** start Data provided **

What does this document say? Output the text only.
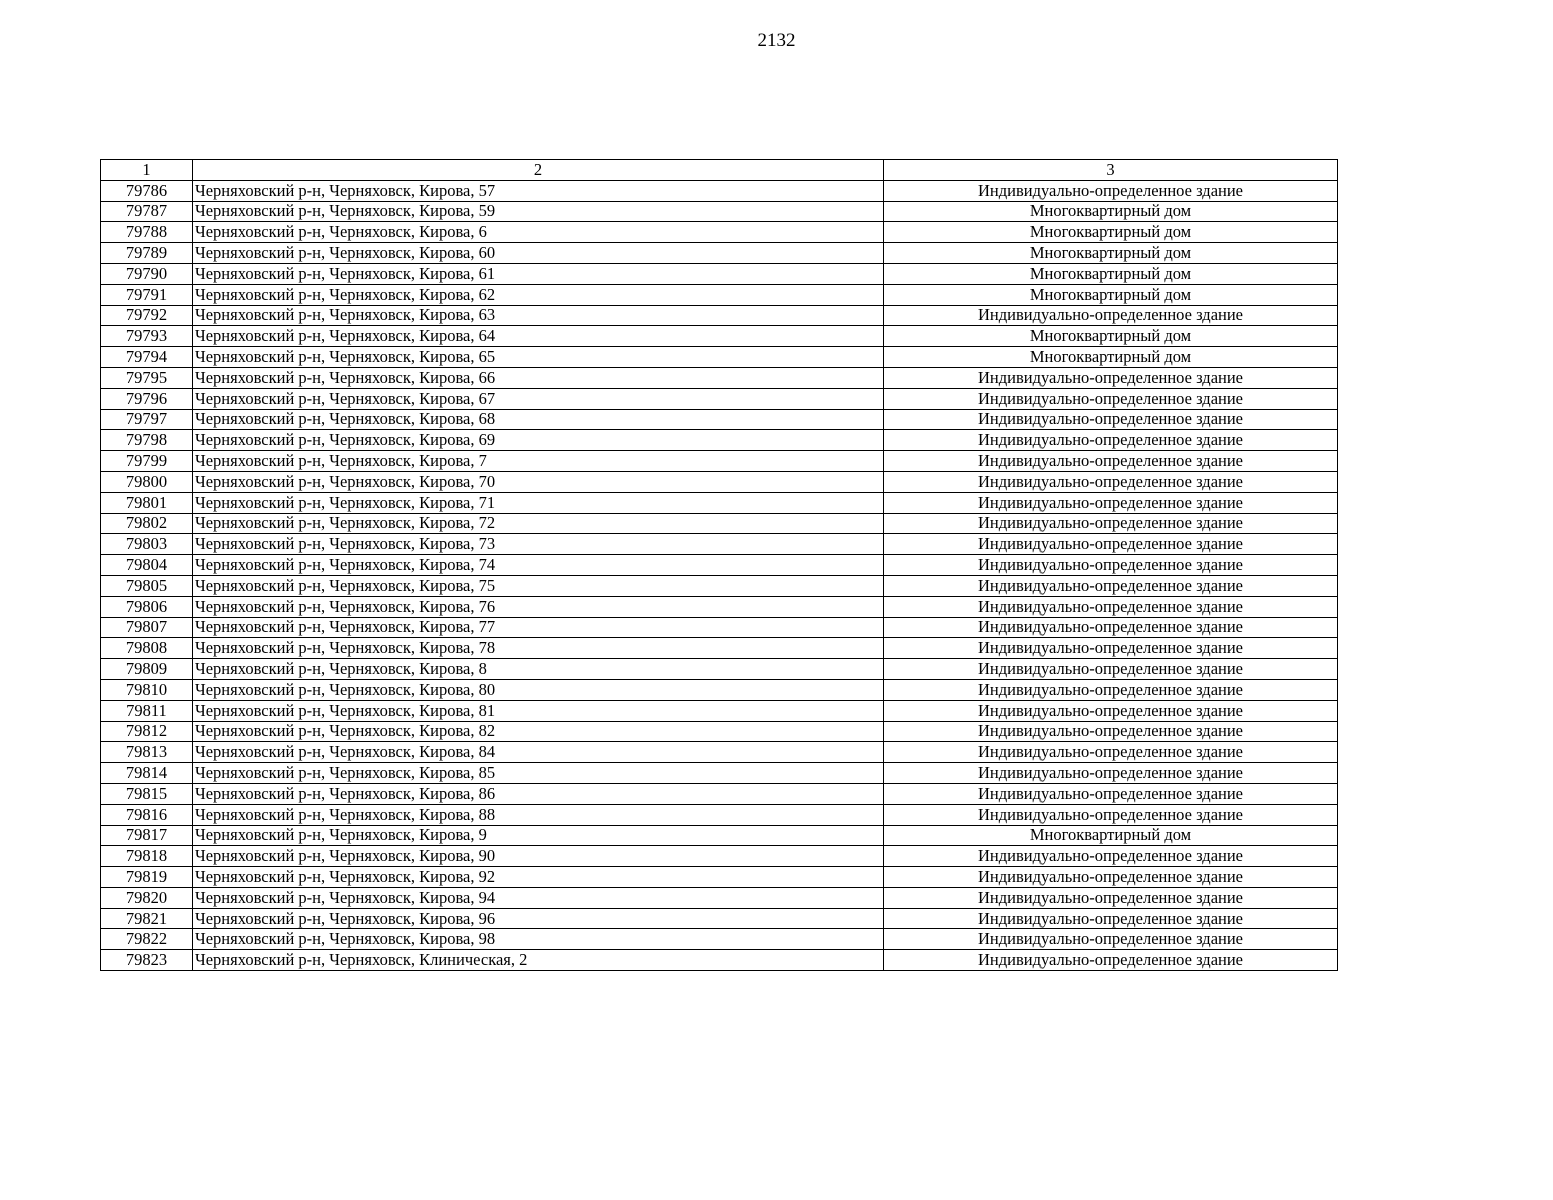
2132
1	2	3
79786	Черняховский р-н, Черняховск, Кирова, 57	Индивидуально-определенное здание
79787	Черняховский р-н, Черняховск, Кирова, 59	Многоквартирный дом
79788	Черняховский р-н, Черняховск, Кирова, 6	Многоквартирный дом
79789	Черняховский р-н, Черняховск, Кирова, 60	Многоквартирный дом
79790	Черняховский р-н, Черняховск, Кирова, 61	Многоквартирный дом
79791	Черняховский р-н, Черняховск, Кирова, 62	Многоквартирный дом
79792	Черняховский р-н, Черняховск, Кирова, 63	Индивидуально-определенное здание
79793	Черняховский р-н, Черняховск, Кирова, 64	Многоквартирный дом
79794	Черняховский р-н, Черняховск, Кирова, 65	Многоквартирный дом
79795	Черняховский р-н, Черняховск, Кирова, 66	Индивидуально-определенное здание
79796	Черняховский р-н, Черняховск, Кирова, 67	Индивидуально-определенное здание
79797	Черняховский р-н, Черняховск, Кирова, 68	Индивидуально-определенное здание
79798	Черняховский р-н, Черняховск, Кирова, 69	Индивидуально-определенное здание
79799	Черняховский р-н, Черняховск, Кирова, 7	Индивидуально-определенное здание
79800	Черняховский р-н, Черняховск, Кирова, 70	Индивидуально-определенное здание
79801	Черняховский р-н, Черняховск, Кирова, 71	Индивидуально-определенное здание
79802	Черняховский р-н, Черняховск, Кирова, 72	Индивидуально-определенное здание
79803	Черняховский р-н, Черняховск, Кирова, 73	Индивидуально-определенное здание
79804	Черняховский р-н, Черняховск, Кирова, 74	Индивидуально-определенное здание
79805	Черняховский р-н, Черняховск, Кирова, 75	Индивидуально-определенное здание
79806	Черняховский р-н, Черняховск, Кирова, 76	Индивидуально-определенное здание
79807	Черняховский р-н, Черняховск, Кирова, 77	Индивидуально-определенное здание
79808	Черняховский р-н, Черняховск, Кирова, 78	Индивидуально-определенное здание
79809	Черняховский р-н, Черняховск, Кирова, 8	Индивидуально-определенное здание
79810	Черняховский р-н, Черняховск, Кирова, 80	Индивидуально-определенное здание
79811	Черняховский р-н, Черняховск, Кирова, 81	Индивидуально-определенное здание
79812	Черняховский р-н, Черняховск, Кирова, 82	Индивидуально-определенное здание
79813	Черняховский р-н, Черняховск, Кирова, 84	Индивидуально-определенное здание
79814	Черняховский р-н, Черняховск, Кирова, 85	Индивидуально-определенное здание
79815	Черняховский р-н, Черняховск, Кирова, 86	Индивидуально-определенное здание
79816	Черняховский р-н, Черняховск, Кирова, 88	Индивидуально-определенное здание
79817	Черняховский р-н, Черняховск, Кирова, 9	Многоквартирный дом
79818	Черняховский р-н, Черняховск, Кирова, 90	Индивидуально-определенное здание
79819	Черняховский р-н, Черняховск, Кирова, 92	Индивидуально-определенное здание
79820	Черняховский р-н, Черняховск, Кирова, 94	Индивидуально-определенное здание
79821	Черняховский р-н, Черняховск, Кирова, 96	Индивидуально-определенное здание
79822	Черняховский р-н, Черняховск, Кирова, 98	Индивидуально-определенное здание
79823	Черняховский р-н, Черняховск, Клиническая, 2	Индивидуально-определенное здание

** end Data provided **

To be done →
Take the listing above and restate it word for word, without its pictures.

Response →
What does this document say? Output the text only.
2132
1	2	3
79786	Черняховский р-н, Черняховск, Кирова, 57	Индивидуально-определенное здание
79787	Черняховский р-н, Черняховск, Кирова, 59	Многоквартирный дом
79788	Черняховский р-н, Черняховск, Кирова, 6	Многоквартирный дом
79789	Черняховский р-н, Черняховск, Кирова, 60	Многоквартирный дом
79790	Черняховский р-н, Черняховск, Кирова, 61	Многоквартирный дом
79791	Черняховский р-н, Черняховск, Кирова, 62	Многоквартирный дом
79792	Черняховский р-н, Черняховск, Кирова, 63	Индивидуально-определенное здание
79793	Черняховский р-н, Черняховск, Кирова, 64	Многоквартирный дом
79794	Черняховский р-н, Черняховск, Кирова, 65	Многоквартирный дом
79795	Черняховский р-н, Черняховск, Кирова, 66	Индивидуально-определенное здание
79796	Черняховский р-н, Черняховск, Кирова, 67	Индивидуально-определенное здание
79797	Черняховский р-н, Черняховск, Кирова, 68	Индивидуально-определенное здание
79798	Черняховский р-н, Черняховск, Кирова, 69	Индивидуально-определенное здание
79799	Черняховский р-н, Черняховск, Кирова, 7	Индивидуально-определенное здание
79800	Черняховский р-н, Черняховск, Кирова, 70	Индивидуально-определенное здание
79801	Черняховский р-н, Черняховск, Кирова, 71	Индивидуально-определенное здание
79802	Черняховский р-н, Черняховск, Кирова, 72	Индивидуально-определенное здание
79803	Черняховский р-н, Черняховск, Кирова, 73	Индивидуально-определенное здание
79804	Черняховский р-н, Черняховск, Кирова, 74	Индивидуально-определенное здание
79805	Черняховский р-н, Черняховск, Кирова, 75	Индивидуально-определенное здание
79806	Черняховский р-н, Черняховск, Кирова, 76	Индивидуально-определенное здание
79807	Черняховский р-н, Черняховск, Кирова, 77	Индивидуально-определенное здание
79808	Черняховский р-н, Черняховск, Кирова, 78	Индивидуально-определенное здание
79809	Черняховский р-н, Черняховск, Кирова, 8	Индивидуально-определенное здание
79810	Черняховский р-н, Черняховск, Кирова, 80	Индивидуально-определенное здание
79811	Черняховский р-н, Черняховск, Кирова, 81	Индивидуально-определенное здание
79812	Черняховский р-н, Черняховск, Кирова, 82	Индивидуально-определенное здание
79813	Черняховский р-н, Черняховск, Кирова, 84	Индивидуально-определенное здание
79814	Черняховский р-н, Черняховск, Кирова, 85	Индивидуально-определенное здание
79815	Черняховский р-н, Черняховск, Кирова, 86	Индивидуально-определенное здание
79816	Черняховский р-н, Черняховск, Кирова, 88	Индивидуально-определенное здание
79817	Черняховский р-н, Черняховск, Кирова, 9	Многоквартирный дом
79818	Черняховский р-н, Черняховск, Кирова, 90	Индивидуально-определенное здание
79819	Черняховский р-н, Черняховск, Кирова, 92	Индивидуально-определенное здание
79820	Черняховский р-н, Черняховск, Кирова, 94	Индивидуально-определенное здание
79821	Черняховский р-н, Черняховск, Кирова, 96	Индивидуально-определенное здание
79822	Черняховский р-н, Черняховск, Кирова, 98	Индивидуально-определенное здание
79823	Черняховский р-н, Черняховск, Клиническая, 2	Индивидуально-определенное здание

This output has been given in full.